> **Work to complete**
Return every line of the data below that includes the string "anhu".

[Data extracted from a collection]
◇ ◇ ◇ ◇ ◇ ◇ ◇

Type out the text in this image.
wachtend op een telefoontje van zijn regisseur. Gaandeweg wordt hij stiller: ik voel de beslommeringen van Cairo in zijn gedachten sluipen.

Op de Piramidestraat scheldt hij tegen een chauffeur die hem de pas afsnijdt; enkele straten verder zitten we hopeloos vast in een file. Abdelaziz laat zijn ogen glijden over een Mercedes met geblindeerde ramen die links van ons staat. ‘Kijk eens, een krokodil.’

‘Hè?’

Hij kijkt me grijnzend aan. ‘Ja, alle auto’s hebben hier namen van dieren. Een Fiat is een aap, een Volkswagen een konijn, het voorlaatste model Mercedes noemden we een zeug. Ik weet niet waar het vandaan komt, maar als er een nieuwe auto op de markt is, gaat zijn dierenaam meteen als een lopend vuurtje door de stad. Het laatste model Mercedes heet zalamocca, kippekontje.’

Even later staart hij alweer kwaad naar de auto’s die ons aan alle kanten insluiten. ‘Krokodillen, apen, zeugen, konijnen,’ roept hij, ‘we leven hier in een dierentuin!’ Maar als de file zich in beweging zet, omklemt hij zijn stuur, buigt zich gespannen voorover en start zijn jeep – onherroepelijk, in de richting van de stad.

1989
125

◇ ◇ ◇ ◇ ◇ ◇ ◇

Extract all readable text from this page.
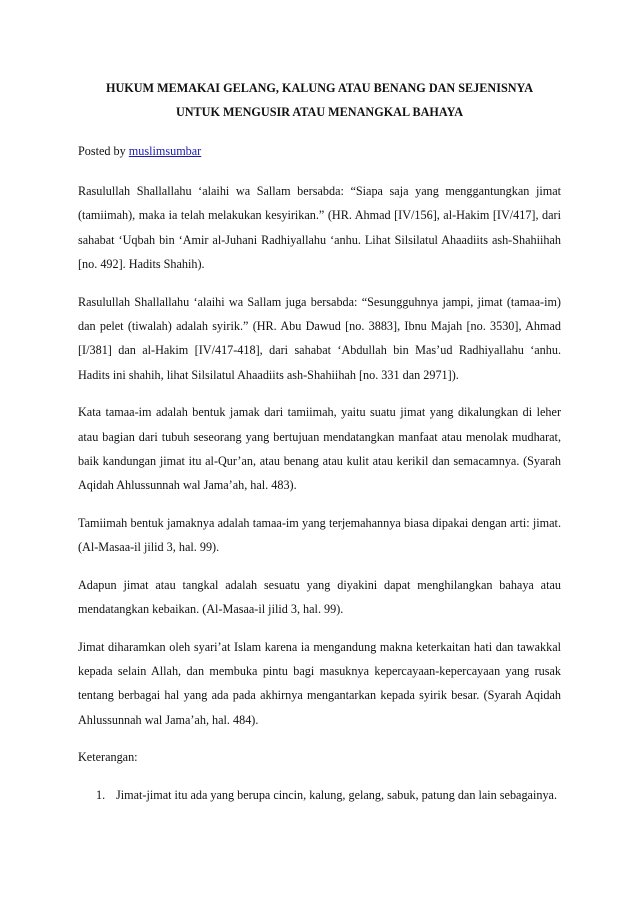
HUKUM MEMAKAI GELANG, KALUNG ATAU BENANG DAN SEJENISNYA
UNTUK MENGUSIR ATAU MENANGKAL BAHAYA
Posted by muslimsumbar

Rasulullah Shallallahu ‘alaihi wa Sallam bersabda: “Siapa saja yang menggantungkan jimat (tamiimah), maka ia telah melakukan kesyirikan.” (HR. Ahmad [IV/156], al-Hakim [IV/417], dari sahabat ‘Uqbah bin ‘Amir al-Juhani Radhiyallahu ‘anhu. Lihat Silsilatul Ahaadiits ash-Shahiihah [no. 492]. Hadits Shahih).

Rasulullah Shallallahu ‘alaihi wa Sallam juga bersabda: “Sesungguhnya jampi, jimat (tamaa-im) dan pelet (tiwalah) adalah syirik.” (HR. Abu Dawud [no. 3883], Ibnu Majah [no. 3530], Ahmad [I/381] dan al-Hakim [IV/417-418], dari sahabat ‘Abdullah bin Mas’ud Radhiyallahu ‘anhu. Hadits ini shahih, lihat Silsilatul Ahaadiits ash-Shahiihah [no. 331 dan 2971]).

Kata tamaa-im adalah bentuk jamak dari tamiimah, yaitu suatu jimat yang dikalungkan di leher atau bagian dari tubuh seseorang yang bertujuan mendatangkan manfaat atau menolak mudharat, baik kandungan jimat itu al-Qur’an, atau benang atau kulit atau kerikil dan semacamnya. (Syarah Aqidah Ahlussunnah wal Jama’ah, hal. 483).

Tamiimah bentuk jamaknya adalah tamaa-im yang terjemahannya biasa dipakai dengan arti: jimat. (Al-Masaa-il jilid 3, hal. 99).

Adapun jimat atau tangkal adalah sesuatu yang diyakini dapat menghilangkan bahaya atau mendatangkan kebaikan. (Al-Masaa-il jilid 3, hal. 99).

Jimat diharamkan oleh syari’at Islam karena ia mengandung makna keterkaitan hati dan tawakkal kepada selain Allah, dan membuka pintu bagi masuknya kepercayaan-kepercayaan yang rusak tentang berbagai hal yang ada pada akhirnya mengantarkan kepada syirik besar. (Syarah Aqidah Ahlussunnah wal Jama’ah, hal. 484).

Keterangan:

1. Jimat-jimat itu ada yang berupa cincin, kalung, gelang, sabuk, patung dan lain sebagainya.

◇ ◇ ◇ ◇ ◇ ◇ ◇

> **Completed task**
Rasulullah Shallallahu ‘alaihi wa Sallam bersabda: “Siapa saja yang menggantungkan jimat (tamiimah), maka ia telah melakukan kesyirikan.” (HR. Ahmad [IV/156], al-Hakim [IV/417], dari sahabat ‘Uqbah bin ‘Amir al-Juhani Radhiyallahu ‘anhu. Lihat Silsilatul Ahaadiits ash-Shahiihah [no. 492]. Hadits Shahih).
Rasulullah Shallallahu ‘alaihi wa Sallam juga bersabda: “Sesungguhnya jampi, jimat (tamaa-im) dan pelet (tiwalah) adalah syirik.” (HR. Abu Dawud [no. 3883], Ibnu Majah [no. 3530], Ahmad [I/381] dan al-Hakim [IV/417-418], dari sahabat ‘Abdullah bin Mas’ud Radhiyallahu ‘anhu. Hadits ini shahih, lihat Silsilatul Ahaadiits ash-Shahiihah [no. 331 dan 2971]).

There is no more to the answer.